--- START ---
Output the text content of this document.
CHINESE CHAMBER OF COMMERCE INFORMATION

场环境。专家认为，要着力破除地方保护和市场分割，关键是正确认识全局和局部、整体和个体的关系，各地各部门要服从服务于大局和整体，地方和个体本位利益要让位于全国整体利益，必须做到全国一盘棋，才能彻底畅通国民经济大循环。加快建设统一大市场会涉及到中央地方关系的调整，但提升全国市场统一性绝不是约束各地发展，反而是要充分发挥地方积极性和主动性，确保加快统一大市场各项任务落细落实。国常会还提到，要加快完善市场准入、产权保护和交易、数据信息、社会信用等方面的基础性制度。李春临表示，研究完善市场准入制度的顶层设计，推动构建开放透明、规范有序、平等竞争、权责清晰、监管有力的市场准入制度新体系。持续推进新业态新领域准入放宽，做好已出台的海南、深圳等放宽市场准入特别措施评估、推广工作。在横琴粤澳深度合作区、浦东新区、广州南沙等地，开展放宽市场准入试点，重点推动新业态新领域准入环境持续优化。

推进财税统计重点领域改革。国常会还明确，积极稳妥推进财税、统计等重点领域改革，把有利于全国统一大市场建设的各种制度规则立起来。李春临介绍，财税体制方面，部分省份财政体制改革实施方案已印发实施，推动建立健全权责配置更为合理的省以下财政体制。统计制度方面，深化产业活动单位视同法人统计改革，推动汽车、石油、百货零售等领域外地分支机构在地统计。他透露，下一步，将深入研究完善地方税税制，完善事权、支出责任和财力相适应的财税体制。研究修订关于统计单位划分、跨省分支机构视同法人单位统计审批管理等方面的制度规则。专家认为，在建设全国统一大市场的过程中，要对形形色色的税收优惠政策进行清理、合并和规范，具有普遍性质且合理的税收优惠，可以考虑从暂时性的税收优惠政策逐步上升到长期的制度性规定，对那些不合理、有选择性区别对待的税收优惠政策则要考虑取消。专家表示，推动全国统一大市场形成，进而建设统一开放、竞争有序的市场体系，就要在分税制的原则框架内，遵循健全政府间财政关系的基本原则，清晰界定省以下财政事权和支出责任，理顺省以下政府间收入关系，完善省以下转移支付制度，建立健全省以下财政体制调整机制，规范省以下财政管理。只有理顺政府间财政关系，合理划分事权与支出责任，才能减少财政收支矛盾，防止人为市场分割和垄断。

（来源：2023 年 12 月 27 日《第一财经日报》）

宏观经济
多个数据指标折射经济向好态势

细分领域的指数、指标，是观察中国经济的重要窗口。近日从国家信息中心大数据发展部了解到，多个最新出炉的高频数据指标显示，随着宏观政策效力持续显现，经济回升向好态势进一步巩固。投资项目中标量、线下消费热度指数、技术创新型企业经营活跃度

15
--- END ---
▶ Objective: Output the records above in their entirety, exactly.

▶ Solution to the exercise:
Output the text content of this document.
CHINESE CHAMBER OF COMMERCE INFORMATION

场环境。专家认为，要着力破除地方保护和市场分割，关键是正确认识全局和局部、整体和个体的关系，各地各部门要服从服务于大局和整体，地方和个体本位利益要让位于全国整体利益，必须做到全国一盘棋，才能彻底畅通国民经济大循环。加快建设统一大市场会涉及到中央地方关系的调整，但提升全国市场统一性绝不是约束各地发展，反而是要充分发挥地方积极性和主动性，确保加快统一大市场各项任务落细落实。国常会还提到，要加快完善市场准入、产权保护和交易、数据信息、社会信用等方面的基础性制度。李春临表示，研究完善市场准入制度的顶层设计，推动构建开放透明、规范有序、平等竞争、权责清晰、监管有力的市场准入制度新体系。持续推进新业态新领域准入放宽，做好已出台的海南、深圳等放宽市场准入特别措施评估、推广工作。在横琴粤澳深度合作区、浦东新区、广州南沙等地，开展放宽市场准入试点，重点推动新业态新领域准入环境持续优化。

推进财税统计重点领域改革。国常会还明确，积极稳妥推进财税、统计等重点领域改革，把有利于全国统一大市场建设的各种制度规则立起来。李春临介绍，财税体制方面，部分省份财政体制改革实施方案已印发实施，推动建立健全权责配置更为合理的省以下财政体制。统计制度方面，深化产业活动单位视同法人统计改革，推动汽车、石油、百货零售等领域外地分支机构在地统计。他透露，下一步，将深入研究完善地方税税制，完善事权、支出责任和财力相适应的财税体制。研究修订关于统计单位划分、跨省分支机构视同法人单位统计审批管理等方面的制度规则。专家认为，在建设全国统一大市场的过程中，要对形形色色的税收优惠政策进行清理、合并和规范，具有普遍性质且合理的税收优惠，可以考虑从暂时性的税收优惠政策逐步上升到长期的制度性规定，对那些不合理、有选择性区别对待的税收优惠政策则要考虑取消。专家表示，推动全国统一大市场形成，进而建设统一开放、竞争有序的市场体系，就要在分税制的原则框架内，遵循健全政府间财政关系的基本原则，清晰界定省以下财政事权和支出责任，理顺省以下政府间收入关系，完善省以下转移支付制度，建立健全省以下财政体制调整机制，规范省以下财政管理。只有理顺政府间财政关系，合理划分事权与支出责任，才能减少财政收支矛盾，防止人为市场分割和垄断。

（来源：2023 年 12 月 27 日《第一财经日报》）

宏观经济
多个数据指标折射经济向好态势

细分领域的指数、指标，是观察中国经济的重要窗口。近日从国家信息中心大数据发展部了解到，多个最新出炉的高频数据指标显示，随着宏观政策效力持续显现，经济回升向好态势进一步巩固。投资项目中标量、线下消费热度指数、技术创新型企业经营活跃度

15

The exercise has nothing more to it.